* start TASK INPUTS *
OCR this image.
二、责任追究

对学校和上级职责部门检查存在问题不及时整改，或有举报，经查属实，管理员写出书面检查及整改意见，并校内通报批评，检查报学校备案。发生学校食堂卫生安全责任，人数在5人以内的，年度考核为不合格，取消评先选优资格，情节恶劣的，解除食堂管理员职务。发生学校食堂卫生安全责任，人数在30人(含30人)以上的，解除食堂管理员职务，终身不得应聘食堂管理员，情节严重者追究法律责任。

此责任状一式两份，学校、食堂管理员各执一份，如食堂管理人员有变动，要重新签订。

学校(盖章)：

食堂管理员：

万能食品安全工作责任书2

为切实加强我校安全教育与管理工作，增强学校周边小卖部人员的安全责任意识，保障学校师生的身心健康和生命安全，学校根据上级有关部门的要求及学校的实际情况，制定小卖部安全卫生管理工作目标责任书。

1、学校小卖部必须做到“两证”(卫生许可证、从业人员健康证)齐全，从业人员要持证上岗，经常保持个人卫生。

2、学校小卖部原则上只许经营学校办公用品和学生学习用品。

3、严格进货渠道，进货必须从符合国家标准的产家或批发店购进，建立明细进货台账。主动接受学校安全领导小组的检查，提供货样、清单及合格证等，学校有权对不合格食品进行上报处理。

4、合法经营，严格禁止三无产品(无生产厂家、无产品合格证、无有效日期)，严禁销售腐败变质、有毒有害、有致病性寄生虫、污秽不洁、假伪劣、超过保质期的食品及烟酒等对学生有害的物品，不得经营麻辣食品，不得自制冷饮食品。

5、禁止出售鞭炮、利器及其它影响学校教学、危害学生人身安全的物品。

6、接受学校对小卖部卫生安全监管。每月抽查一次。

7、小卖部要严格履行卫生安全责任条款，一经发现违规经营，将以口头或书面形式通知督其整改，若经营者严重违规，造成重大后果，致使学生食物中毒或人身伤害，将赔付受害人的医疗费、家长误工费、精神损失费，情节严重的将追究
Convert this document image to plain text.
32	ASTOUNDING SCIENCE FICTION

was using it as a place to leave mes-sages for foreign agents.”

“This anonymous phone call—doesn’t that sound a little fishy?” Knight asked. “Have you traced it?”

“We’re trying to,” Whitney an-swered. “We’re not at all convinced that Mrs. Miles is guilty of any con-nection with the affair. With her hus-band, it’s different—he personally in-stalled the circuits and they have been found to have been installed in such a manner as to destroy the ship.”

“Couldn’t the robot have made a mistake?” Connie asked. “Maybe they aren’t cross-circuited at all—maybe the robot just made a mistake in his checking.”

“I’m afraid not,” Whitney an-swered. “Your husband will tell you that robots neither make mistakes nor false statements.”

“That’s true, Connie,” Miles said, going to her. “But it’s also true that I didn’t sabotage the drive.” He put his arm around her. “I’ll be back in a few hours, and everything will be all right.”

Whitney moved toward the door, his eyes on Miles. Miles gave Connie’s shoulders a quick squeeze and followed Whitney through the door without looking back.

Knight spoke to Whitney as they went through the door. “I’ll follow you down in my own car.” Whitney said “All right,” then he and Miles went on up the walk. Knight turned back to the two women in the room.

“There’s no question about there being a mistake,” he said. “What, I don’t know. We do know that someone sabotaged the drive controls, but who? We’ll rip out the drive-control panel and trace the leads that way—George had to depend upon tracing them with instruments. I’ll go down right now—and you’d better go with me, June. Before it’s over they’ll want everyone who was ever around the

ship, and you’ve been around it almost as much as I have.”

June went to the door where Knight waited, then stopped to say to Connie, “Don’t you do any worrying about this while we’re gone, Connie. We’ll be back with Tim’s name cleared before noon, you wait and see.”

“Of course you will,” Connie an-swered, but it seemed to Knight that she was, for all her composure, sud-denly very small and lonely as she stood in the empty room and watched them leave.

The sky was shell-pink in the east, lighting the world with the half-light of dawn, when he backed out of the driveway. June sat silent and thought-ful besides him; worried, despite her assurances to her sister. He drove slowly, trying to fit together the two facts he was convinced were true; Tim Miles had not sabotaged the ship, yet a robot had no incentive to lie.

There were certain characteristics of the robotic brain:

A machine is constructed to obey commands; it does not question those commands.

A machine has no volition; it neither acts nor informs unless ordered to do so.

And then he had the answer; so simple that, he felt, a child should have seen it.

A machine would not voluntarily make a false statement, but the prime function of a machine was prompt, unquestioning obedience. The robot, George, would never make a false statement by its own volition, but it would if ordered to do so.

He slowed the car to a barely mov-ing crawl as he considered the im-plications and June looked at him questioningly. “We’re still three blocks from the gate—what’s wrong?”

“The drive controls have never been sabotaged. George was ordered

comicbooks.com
* end TASK INPUTS *
▶ _GIVEN INSTRUCTION_
Retype the data in full and match it exactly.

▶ _ANSWER BELOW_
OCR this image.
二、责任追究

对学校和上级职责部门检查存在问题不及时整改，或有举报，经查属实，管理员写出书面检查及整改意见，并校内通报批评，检查报学校备案。发生学校食堂卫生安全责任，人数在5人以内的，年度考核为不合格，取消评先选优资格，情节恶劣的，解除食堂管理员职务。发生学校食堂卫生安全责任，人数在30人(含30人)以上的，解除食堂管理员职务，终身不得应聘食堂管理员，情节严重者追究法律责任。

此责任状一式两份，学校、食堂管理员各执一份，如食堂管理人员有变动，要重新签订。

学校(盖章)：

食堂管理员：

万能食品安全工作责任书2

为切实加强我校安全教育与管理工作，增强学校周边小卖部人员的安全责任意识，保障学校师生的身心健康和生命安全，学校根据上级有关部门的要求及学校的实际情况，制定小卖部安全卫生管理工作目标责任书。

1、学校小卖部必须做到“两证”(卫生许可证、从业人员健康证)齐全，从业人员要持证上岗，经常保持个人卫生。

2、学校小卖部原则上只许经营学校办公用品和学生学习用品。

3、严格进货渠道，进货必须从符合国家标准的产家或批发店购进，建立明细进货台账。主动接受学校安全领导小组的检查，提供货样、清单及合格证等，学校有权对不合格食品进行上报处理。

4、合法经营，严格禁止三无产品(无生产厂家、无产品合格证、无有效日期)，严禁销售腐败变质、有毒有害、有致病性寄生虫、污秽不洁、假伪劣、超过保质期的食品及烟酒等对学生有害的物品，不得经营麻辣食品，不得自制冷饮食品。

5、禁止出售鞭炮、利器及其它影响学校教学、危害学生人身安全的物品。

6、接受学校对小卖部卫生安全监管。每月抽查一次。

7、小卖部要严格履行卫生安全责任条款，一经发现违规经营，将以口头或书面形式通知督其整改，若经营者严重违规，造成重大后果，致使学生食物中毒或人身伤害，将赔付受害人的医疗费、家长误工费、精神损失费，情节严重的将追究
Convert this document image to plain text.
32	ASTOUNDING SCIENCE FICTION

was using it as a place to leave mes-sages for foreign agents.”

“This anonymous phone call—doesn’t that sound a little fishy?” Knight asked. “Have you traced it?”

“We’re trying to,” Whitney an-swered. “We’re not at all convinced that Mrs. Miles is guilty of any con-nection with the affair. With her hus-band, it’s different—he personally in-stalled the circuits and they have been found to have been installed in such a manner as to destroy the ship.”

“Couldn’t the robot have made a mistake?” Connie asked. “Maybe they aren’t cross-circuited at all—maybe the robot just made a mistake in his checking.”

“I’m afraid not,” Whitney an-swered. “Your husband will tell you that robots neither make mistakes nor false statements.”

“That’s true, Connie,” Miles said, going to her. “But it’s also true that I didn’t sabotage the drive.” He put his arm around her. “I’ll be back in a few hours, and everything will be all right.”

Whitney moved toward the door, his eyes on Miles. Miles gave Connie’s shoulders a quick squeeze and followed Whitney through the door without looking back.

Knight spoke to Whitney as they went through the door. “I’ll follow you down in my own car.” Whitney said “All right,” then he and Miles went on up the walk. Knight turned back to the two women in the room.

“There’s no question about there being a mistake,” he said. “What, I don’t know. We do know that someone sabotaged the drive controls, but who? We’ll rip out the drive-control panel and trace the leads that way—George had to depend upon tracing them with instruments. I’ll go down right now—and you’d better go with me, June. Before it’s over they’ll want everyone who was ever around the

ship, and you’ve been around it almost as much as I have.”

June went to the door where Knight waited, then stopped to say to Connie, “Don’t you do any worrying about this while we’re gone, Connie. We’ll be back with Tim’s name cleared before noon, you wait and see.”

“Of course you will,” Connie an-swered, but it seemed to Knight that she was, for all her composure, sud-denly very small and lonely as she stood in the empty room and watched them leave.

The sky was shell-pink in the east, lighting the world with the half-light of dawn, when he backed out of the driveway. June sat silent and thought-ful besides him; worried, despite her assurances to her sister. He drove slowly, trying to fit together the two facts he was convinced were true; Tim Miles had not sabotaged the ship, yet a robot had no incentive to lie.

There were certain characteristics of the robotic brain:

A machine is constructed to obey commands; it does not question those commands.

A machine has no volition; it neither acts nor informs unless ordered to do so.

And then he had the answer; so simple that, he felt, a child should have seen it.

A machine would not voluntarily make a false statement, but the prime function of a machine was prompt, unquestioning obedience. The robot, George, would never make a false statement by its own volition, but it would if ordered to do so.

He slowed the car to a barely mov-ing crawl as he considered the im-plications and June looked at him questioningly. “We’re still three blocks from the gate—what’s wrong?”

“The drive controls have never been sabotaged. George was ordered

comicbooks.com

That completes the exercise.